# [Task requirements]
Select the lines below containing the word "орду".

____ Material supplied

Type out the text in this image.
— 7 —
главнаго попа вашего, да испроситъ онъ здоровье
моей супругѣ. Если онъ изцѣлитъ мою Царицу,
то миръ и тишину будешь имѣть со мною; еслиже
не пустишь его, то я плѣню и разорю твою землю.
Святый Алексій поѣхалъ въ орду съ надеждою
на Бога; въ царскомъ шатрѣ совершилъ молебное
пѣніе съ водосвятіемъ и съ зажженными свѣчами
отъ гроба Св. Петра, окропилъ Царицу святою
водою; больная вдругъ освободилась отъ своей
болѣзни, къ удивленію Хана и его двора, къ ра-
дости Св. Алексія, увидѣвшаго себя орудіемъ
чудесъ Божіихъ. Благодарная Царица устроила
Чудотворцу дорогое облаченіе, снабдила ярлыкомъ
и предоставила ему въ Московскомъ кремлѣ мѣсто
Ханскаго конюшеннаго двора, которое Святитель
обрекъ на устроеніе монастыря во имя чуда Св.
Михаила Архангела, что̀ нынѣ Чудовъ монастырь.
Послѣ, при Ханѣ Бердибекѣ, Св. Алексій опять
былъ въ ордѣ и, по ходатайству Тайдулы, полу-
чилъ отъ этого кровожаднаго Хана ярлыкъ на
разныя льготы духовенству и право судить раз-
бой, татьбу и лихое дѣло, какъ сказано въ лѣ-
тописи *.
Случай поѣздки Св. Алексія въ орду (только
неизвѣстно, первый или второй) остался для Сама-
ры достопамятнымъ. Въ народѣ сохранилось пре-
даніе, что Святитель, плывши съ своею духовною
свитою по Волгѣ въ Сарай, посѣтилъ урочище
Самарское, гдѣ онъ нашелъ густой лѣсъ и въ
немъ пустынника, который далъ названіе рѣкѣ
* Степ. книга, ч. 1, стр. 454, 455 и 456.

________
____ Material supplied

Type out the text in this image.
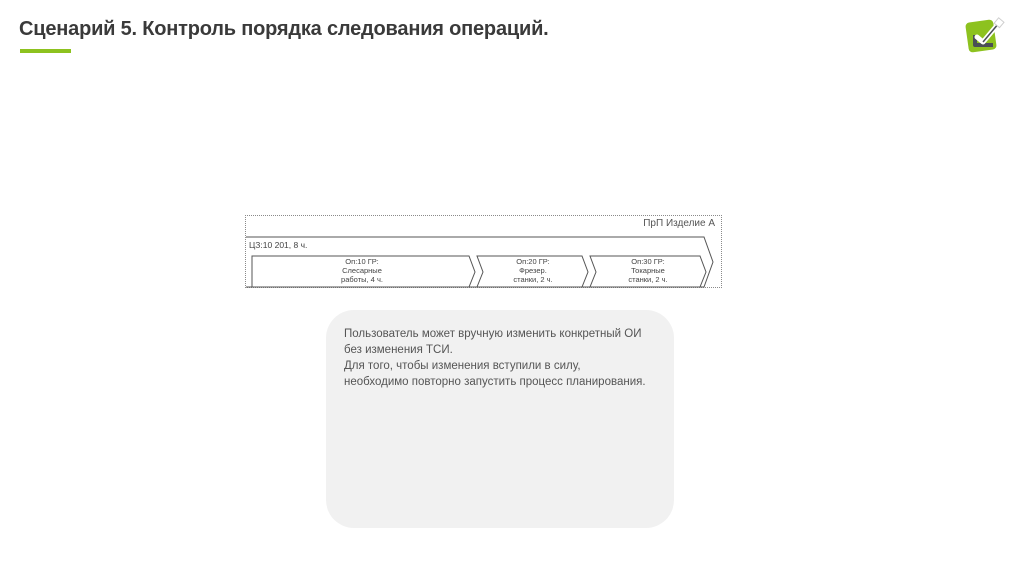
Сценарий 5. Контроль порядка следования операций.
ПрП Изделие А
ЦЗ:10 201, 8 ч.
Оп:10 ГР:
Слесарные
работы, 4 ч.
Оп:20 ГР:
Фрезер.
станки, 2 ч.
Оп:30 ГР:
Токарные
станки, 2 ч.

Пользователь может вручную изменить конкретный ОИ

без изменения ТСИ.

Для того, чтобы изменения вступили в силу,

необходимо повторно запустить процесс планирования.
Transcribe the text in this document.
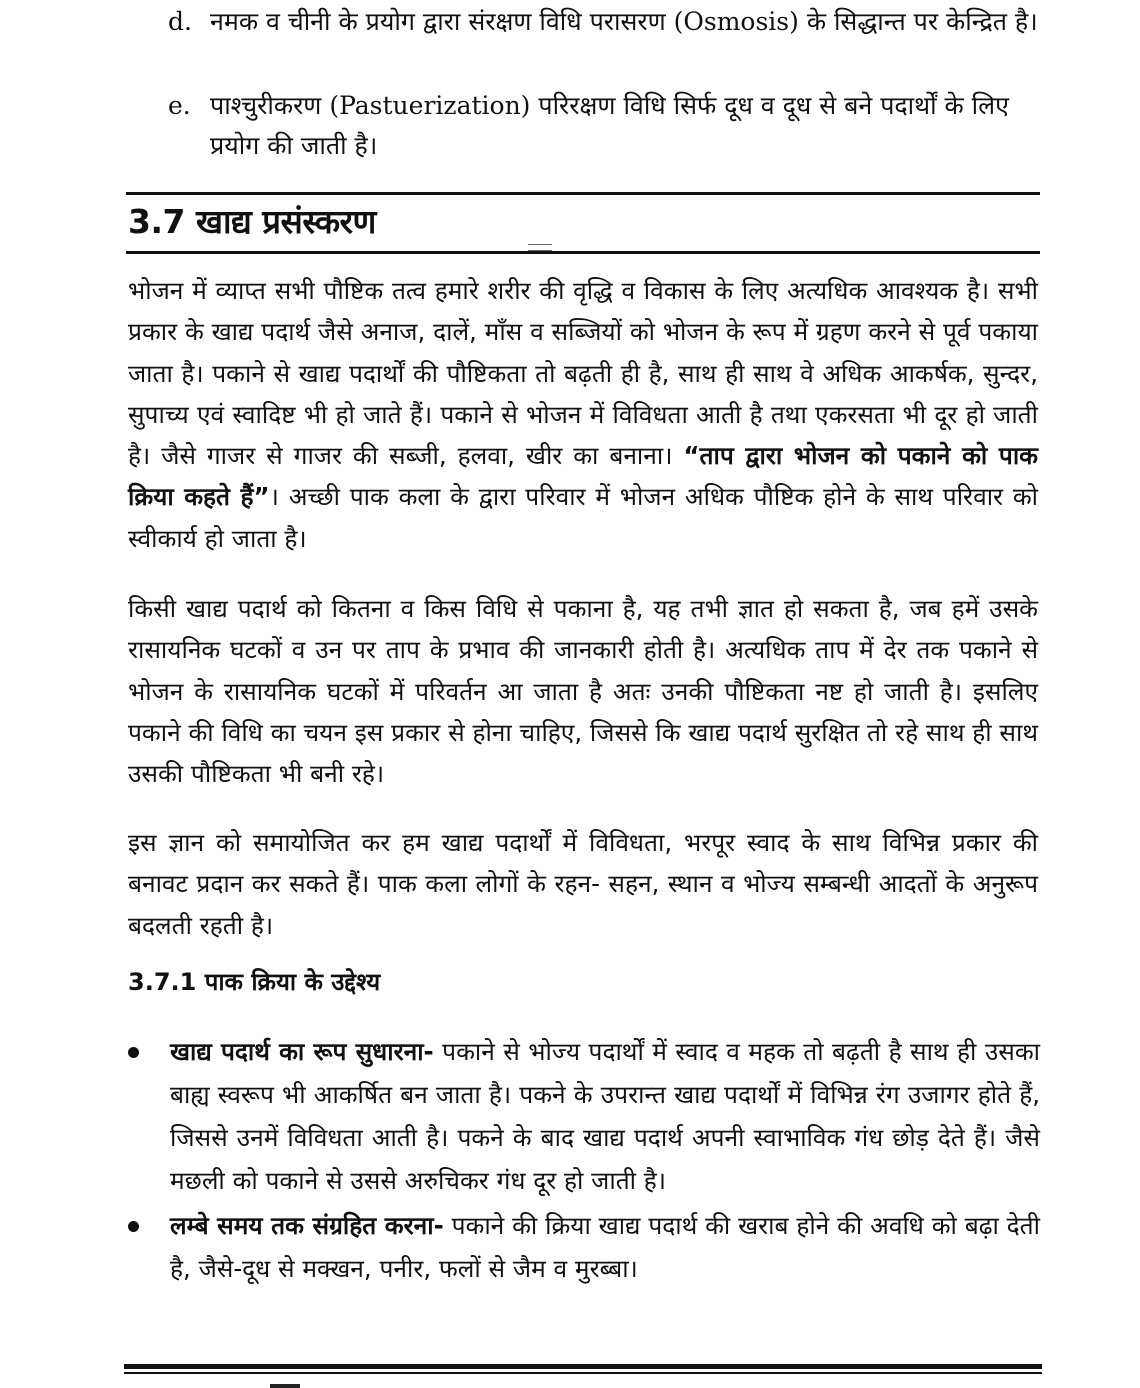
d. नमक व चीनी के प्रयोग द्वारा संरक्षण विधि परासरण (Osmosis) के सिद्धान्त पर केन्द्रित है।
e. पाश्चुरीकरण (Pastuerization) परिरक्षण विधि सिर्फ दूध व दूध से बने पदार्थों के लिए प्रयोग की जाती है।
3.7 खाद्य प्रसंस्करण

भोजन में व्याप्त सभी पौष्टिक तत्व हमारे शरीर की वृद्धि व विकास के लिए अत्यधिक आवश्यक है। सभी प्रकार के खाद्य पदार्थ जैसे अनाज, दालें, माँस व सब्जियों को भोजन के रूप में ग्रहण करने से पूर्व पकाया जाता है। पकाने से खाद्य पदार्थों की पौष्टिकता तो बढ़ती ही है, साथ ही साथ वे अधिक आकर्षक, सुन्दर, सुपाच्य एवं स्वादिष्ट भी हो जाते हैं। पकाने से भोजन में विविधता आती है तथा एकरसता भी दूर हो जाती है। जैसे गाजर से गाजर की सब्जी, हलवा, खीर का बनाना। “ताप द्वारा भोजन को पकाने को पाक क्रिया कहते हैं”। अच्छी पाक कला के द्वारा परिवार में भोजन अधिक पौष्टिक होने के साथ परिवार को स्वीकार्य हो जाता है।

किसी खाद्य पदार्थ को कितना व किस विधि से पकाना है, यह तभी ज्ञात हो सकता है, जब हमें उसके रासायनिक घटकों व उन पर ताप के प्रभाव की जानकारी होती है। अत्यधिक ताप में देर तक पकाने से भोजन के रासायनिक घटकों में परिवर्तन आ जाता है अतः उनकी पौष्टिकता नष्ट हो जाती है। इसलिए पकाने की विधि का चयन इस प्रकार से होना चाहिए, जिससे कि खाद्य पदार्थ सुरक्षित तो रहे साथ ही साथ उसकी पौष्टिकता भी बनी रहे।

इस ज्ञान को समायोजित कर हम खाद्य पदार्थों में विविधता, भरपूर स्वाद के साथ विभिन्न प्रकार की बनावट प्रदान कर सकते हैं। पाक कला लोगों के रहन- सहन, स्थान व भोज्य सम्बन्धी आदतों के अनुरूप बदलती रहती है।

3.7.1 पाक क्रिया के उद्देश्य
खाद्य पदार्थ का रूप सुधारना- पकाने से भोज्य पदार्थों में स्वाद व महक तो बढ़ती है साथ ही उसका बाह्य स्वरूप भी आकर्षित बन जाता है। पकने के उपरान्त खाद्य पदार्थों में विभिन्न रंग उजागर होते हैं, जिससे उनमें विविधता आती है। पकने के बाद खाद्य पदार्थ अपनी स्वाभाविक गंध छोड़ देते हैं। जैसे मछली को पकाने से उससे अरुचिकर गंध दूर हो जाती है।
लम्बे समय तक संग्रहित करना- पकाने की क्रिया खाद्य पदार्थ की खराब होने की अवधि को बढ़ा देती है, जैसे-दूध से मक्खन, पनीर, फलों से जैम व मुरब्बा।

________

# [Final answer]
Святый Алексій поѣхалъ въ орду съ надеждою
Случай поѣздки Св. Алексія въ орду (только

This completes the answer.